Your goal
Copy each line of the listing below exactly.

Saved entries
#####

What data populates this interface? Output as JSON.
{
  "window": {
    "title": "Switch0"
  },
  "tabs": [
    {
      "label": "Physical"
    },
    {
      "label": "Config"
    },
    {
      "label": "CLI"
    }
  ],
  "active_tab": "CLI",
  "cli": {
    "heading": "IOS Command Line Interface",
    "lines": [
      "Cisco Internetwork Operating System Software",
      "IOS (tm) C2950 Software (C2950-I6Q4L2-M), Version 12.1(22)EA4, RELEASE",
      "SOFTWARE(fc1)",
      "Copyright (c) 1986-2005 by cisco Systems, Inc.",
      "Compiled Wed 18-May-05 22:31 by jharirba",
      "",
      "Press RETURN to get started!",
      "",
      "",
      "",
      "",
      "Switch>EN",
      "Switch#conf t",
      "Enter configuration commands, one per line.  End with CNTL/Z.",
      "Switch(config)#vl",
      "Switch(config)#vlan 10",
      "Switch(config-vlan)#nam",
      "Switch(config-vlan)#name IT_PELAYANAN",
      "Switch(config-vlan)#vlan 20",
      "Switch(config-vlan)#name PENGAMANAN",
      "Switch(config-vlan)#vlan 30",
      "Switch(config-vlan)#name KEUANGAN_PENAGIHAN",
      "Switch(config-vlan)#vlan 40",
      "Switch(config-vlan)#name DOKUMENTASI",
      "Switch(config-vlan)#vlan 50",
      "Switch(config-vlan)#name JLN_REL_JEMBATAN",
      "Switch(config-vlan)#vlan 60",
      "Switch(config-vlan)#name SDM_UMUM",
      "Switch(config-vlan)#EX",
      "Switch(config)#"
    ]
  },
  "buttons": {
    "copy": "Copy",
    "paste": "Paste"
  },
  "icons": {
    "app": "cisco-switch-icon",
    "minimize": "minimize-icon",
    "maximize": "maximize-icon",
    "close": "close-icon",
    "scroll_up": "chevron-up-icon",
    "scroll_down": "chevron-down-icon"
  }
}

#####

Output
What data populates this interface? Output as JSON.
{
  "window": {
    "title": "Switch0"
  },
  "tabs": [
    {
      "label": "Physical"
    },
    {
      "label": "Config"
    },
    {
      "label": "CLI"
    }
  ],
  "active_tab": "CLI",
  "cli": {
    "heading": "IOS Command Line Interface",
    "lines": [
      "Cisco Internetwork Operating System Software",
      "IOS (tm) C2950 Software (C2950-I6Q4L2-M), Version 12.1(22)EA4, RELEASE",
      "SOFTWARE(fc1)",
      "Copyright (c) 1986-2005 by cisco Systems, Inc.",
      "Compiled Wed 18-May-05 22:31 by jharirba",
      "",
      "Press RETURN to get started!",
      "",
      "",
      "",
      "",
      "Switch>EN",
      "Switch#conf t",
      "Enter configuration commands, one per line.  End with CNTL/Z.",
      "Switch(config)#vl",
      "Switch(config)#vlan 10",
      "Switch(config-vlan)#nam",
      "Switch(config-vlan)#name IT_PELAYANAN",
      "Switch(config-vlan)#vlan 20",
      "Switch(config-vlan)#name PENGAMANAN",
      "Switch(config-vlan)#vlan 30",
      "Switch(config-vlan)#name KEUANGAN_PENAGIHAN",
      "Switch(config-vlan)#vlan 40",
      "Switch(config-vlan)#name DOKUMENTASI",
      "Switch(config-vlan)#vlan 50",
      "Switch(config-vlan)#name JLN_REL_JEMBATAN",
      "Switch(config-vlan)#vlan 60",
      "Switch(config-vlan)#name SDM_UMUM",
      "Switch(config-vlan)#EX",
      "Switch(config)#"
    ]
  },
  "buttons": {
    "copy": "Copy",
    "paste": "Paste"
  },
  "icons": {
    "app": "cisco-switch-icon",
    "minimize": "minimize-icon",
    "maximize": "maximize-icon",
    "close": "close-icon",
    "scroll_up": "chevron-up-icon",
    "scroll_down": "chevron-down-icon"
  }
}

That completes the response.